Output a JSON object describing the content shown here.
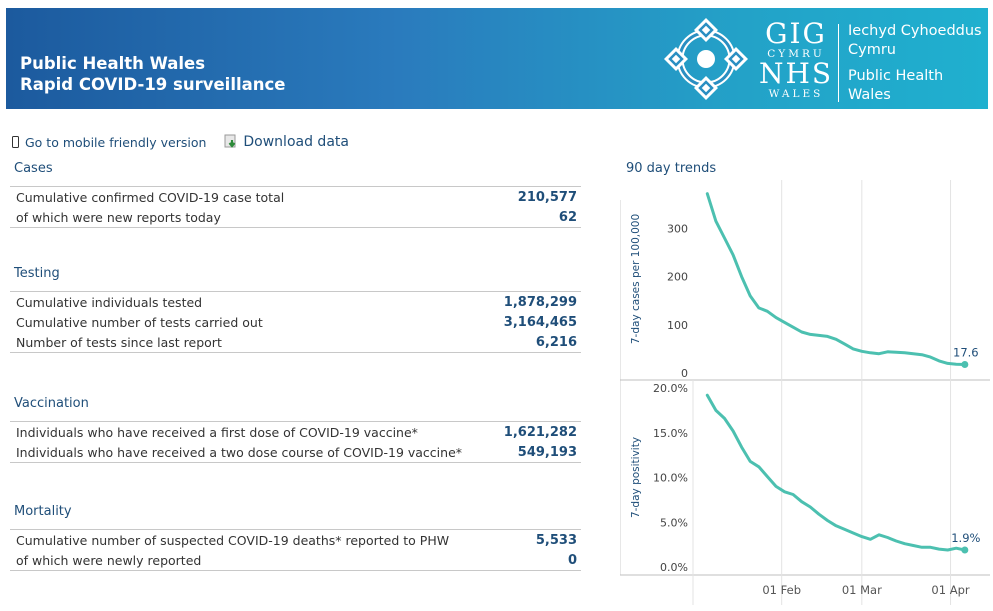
{
  "header": {
    "title_line1": "Public Health Wales",
    "title_line2": "Rapid COVID-19 surveillance",
    "logo": {
      "gig": "GIG",
      "cymru": "CYMRU",
      "nhs": "NHS",
      "wales": "WALES"
    },
    "org": [
      "Iechyd Cyhoeddus",
      "Cymru",
      "Public Health",
      "Wales"
    ]
  },
  "links": {
    "mobile": "Go to mobile friendly version",
    "download": "Download data"
  },
  "sections": [
    {
      "title": "Cases",
      "rows": [
        {
          "label": "Cumulative confirmed COVID-19 case total",
          "value": "210,577"
        },
        {
          "label": "of which were new reports today",
          "value": "62"
        }
      ]
    },
    {
      "title": "Testing",
      "rows": [
        {
          "label": "Cumulative individuals tested",
          "value": "1,878,299"
        },
        {
          "label": "Cumulative number of tests carried out",
          "value": "3,164,465"
        },
        {
          "label": "Number of tests since last report",
          "value": "6,216"
        }
      ]
    },
    {
      "title": "Vaccination",
      "rows": [
        {
          "label": "Individuals who have received a first dose of COVID-19 vaccine*",
          "value": "1,621,282"
        },
        {
          "label": "Individuals who have received a two dose course of COVID-19 vaccine*",
          "value": "549,193"
        }
      ]
    },
    {
      "title": "Mortality",
      "rows": [
        {
          "label": "Cumulative number of suspected COVID-19 deaths* reported to PHW",
          "value": "5,533"
        },
        {
          "label": "of which were newly reported",
          "value": "0"
        }
      ]
    }
  ],
  "trend_title": "90 day trends",
  "colors": {
    "line": "#4cc0b0",
    "text": "#1f4e79"
  },
  "chart_data": [
    {
      "type": "line",
      "ylabel": "7-day cases per 100,000",
      "xlabel": "",
      "ylim": [
        0,
        390
      ],
      "yticks": [
        0,
        100,
        200,
        300
      ],
      "ytick_labels": [
        "0",
        "100",
        "200",
        "300"
      ],
      "end_label": "17.6",
      "x": [
        "2021-01-06",
        "2021-01-09",
        "2021-01-12",
        "2021-01-15",
        "2021-01-18",
        "2021-01-21",
        "2021-01-24",
        "2021-01-27",
        "2021-01-30",
        "2021-02-02",
        "2021-02-05",
        "2021-02-08",
        "2021-02-11",
        "2021-02-14",
        "2021-02-17",
        "2021-02-20",
        "2021-02-23",
        "2021-02-26",
        "2021-03-01",
        "2021-03-04",
        "2021-03-07",
        "2021-03-10",
        "2021-03-13",
        "2021-03-16",
        "2021-03-19",
        "2021-03-22",
        "2021-03-25",
        "2021-03-28",
        "2021-03-31",
        "2021-04-03",
        "2021-04-06"
      ],
      "series": [
        {
          "values": [
            372,
            315,
            280,
            245,
            200,
            160,
            135,
            128,
            115,
            105,
            95,
            85,
            80,
            78,
            76,
            70,
            60,
            50,
            45,
            42,
            40,
            44,
            43,
            42,
            40,
            38,
            33,
            25,
            20,
            18,
            17.6
          ]
        }
      ]
    },
    {
      "type": "line",
      "ylabel": "7-day positivity",
      "xlabel": "",
      "ylim": [
        0,
        20
      ],
      "yticks": [
        0,
        5,
        10,
        15,
        20
      ],
      "ytick_labels": [
        "0.0%",
        "5.0%",
        "10.0%",
        "15.0%",
        "20.0%"
      ],
      "end_label": "1.9%",
      "x": [
        "2021-01-06",
        "2021-01-09",
        "2021-01-12",
        "2021-01-15",
        "2021-01-18",
        "2021-01-21",
        "2021-01-24",
        "2021-01-27",
        "2021-01-30",
        "2021-02-02",
        "2021-02-05",
        "2021-02-08",
        "2021-02-11",
        "2021-02-14",
        "2021-02-17",
        "2021-02-20",
        "2021-02-23",
        "2021-02-26",
        "2021-03-01",
        "2021-03-04",
        "2021-03-07",
        "2021-03-10",
        "2021-03-13",
        "2021-03-16",
        "2021-03-19",
        "2021-03-22",
        "2021-03-25",
        "2021-03-28",
        "2021-03-31",
        "2021-04-03",
        "2021-04-06"
      ],
      "series": [
        {
          "values": [
            19.2,
            17.5,
            16.6,
            15.2,
            13.4,
            11.8,
            11.2,
            10.1,
            9.0,
            8.4,
            8.1,
            7.3,
            6.7,
            5.9,
            5.2,
            4.6,
            4.2,
            3.8,
            3.4,
            3.1,
            3.6,
            3.3,
            2.9,
            2.6,
            2.4,
            2.2,
            2.2,
            2.0,
            1.9,
            2.1,
            1.9
          ]
        }
      ]
    }
  ],
  "x_axis": {
    "range": [
      "2021-01-01",
      "2021-04-12"
    ],
    "ticks": [
      "2021-02-01",
      "2021-03-01",
      "2021-04-01"
    ],
    "tick_labels": [
      "01 Feb",
      "01 Mar",
      "01 Apr"
    ]
  }
}
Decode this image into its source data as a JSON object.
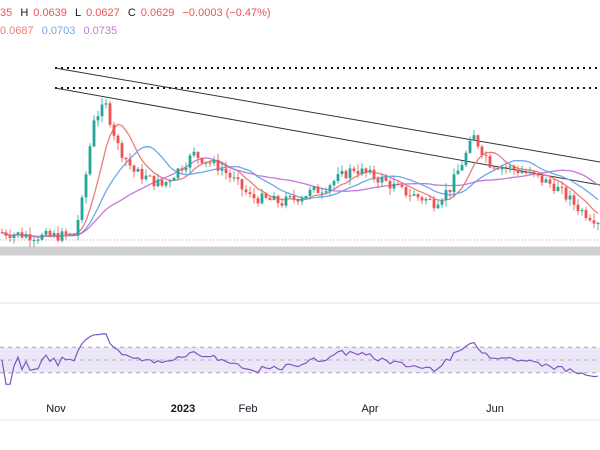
{
  "legend": {
    "ohlc": [
      "35",
      "H",
      "0.0639",
      "L",
      "0.0627",
      "C",
      "0.0629",
      "−0.0003 (−0.47%)"
    ],
    "ma": [
      "0.0687",
      "0.0703",
      "0.0735"
    ]
  },
  "colors": {
    "up": "#26a69a",
    "down": "#ef5350",
    "ma_fast": "#f07b7b",
    "ma_mid": "#6fa8ec",
    "ma_slow": "#c27bd6",
    "rsi": "#7e57c2",
    "rsi_band": "#ece7f8",
    "support_zone": "#c8c8c8",
    "legend_neutral": "#131722"
  },
  "chart_data": [
    {
      "type": "candlestick",
      "x": [
        "Nov",
        "2023",
        "Feb",
        "Apr",
        "Jun"
      ],
      "overlays": [
        "moving averages",
        "descending trendlines",
        "dotted resistance levels",
        "shaded support zone"
      ],
      "grid": false
    },
    {
      "type": "line",
      "indicator": "RSI",
      "bands": [
        "upper",
        "middle",
        "lower"
      ],
      "grid": false
    }
  ]
}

····················

| Stated goal |
Among the lines of the data above, determine how many contain the word "reported". Report the number alone.

| Finished task |
2